## [YOUR INSTRUCTIONS]
Your reply should be one number: the count of lines holding the word "Islamic".

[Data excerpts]
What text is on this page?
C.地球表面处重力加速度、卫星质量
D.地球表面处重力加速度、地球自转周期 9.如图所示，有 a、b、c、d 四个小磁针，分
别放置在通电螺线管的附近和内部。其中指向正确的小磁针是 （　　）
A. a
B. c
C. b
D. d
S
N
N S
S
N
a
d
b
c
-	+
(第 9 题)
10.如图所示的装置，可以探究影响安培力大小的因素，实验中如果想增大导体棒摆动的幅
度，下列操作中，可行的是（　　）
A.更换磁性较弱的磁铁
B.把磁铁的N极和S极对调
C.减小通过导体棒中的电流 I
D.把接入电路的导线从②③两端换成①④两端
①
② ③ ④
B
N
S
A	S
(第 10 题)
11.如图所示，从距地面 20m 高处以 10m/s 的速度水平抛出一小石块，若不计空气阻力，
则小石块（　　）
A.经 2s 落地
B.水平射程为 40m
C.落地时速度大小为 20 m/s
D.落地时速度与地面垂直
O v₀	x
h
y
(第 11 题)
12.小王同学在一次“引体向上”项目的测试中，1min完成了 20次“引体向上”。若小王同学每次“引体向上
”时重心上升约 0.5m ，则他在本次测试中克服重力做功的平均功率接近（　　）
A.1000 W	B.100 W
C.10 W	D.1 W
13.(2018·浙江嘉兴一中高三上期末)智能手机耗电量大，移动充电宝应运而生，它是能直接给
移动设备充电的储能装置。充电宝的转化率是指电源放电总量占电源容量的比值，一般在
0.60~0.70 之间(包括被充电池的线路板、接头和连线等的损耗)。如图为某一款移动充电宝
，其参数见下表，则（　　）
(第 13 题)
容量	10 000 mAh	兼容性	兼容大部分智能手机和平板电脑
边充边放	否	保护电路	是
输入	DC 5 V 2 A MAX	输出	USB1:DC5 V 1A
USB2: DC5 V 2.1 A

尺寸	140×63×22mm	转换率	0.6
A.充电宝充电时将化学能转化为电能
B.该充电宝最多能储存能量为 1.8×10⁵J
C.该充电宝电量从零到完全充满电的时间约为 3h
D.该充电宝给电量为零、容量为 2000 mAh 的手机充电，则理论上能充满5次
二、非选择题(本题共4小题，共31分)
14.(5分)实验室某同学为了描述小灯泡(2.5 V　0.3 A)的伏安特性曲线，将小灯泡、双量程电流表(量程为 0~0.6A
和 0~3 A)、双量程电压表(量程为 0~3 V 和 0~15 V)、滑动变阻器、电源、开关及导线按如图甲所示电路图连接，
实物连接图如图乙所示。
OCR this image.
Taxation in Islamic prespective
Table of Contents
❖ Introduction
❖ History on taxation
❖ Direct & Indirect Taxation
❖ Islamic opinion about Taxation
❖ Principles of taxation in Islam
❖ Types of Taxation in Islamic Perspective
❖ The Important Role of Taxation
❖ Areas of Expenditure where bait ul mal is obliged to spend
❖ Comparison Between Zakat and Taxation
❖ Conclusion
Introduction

## [FULL RESPONSE]
3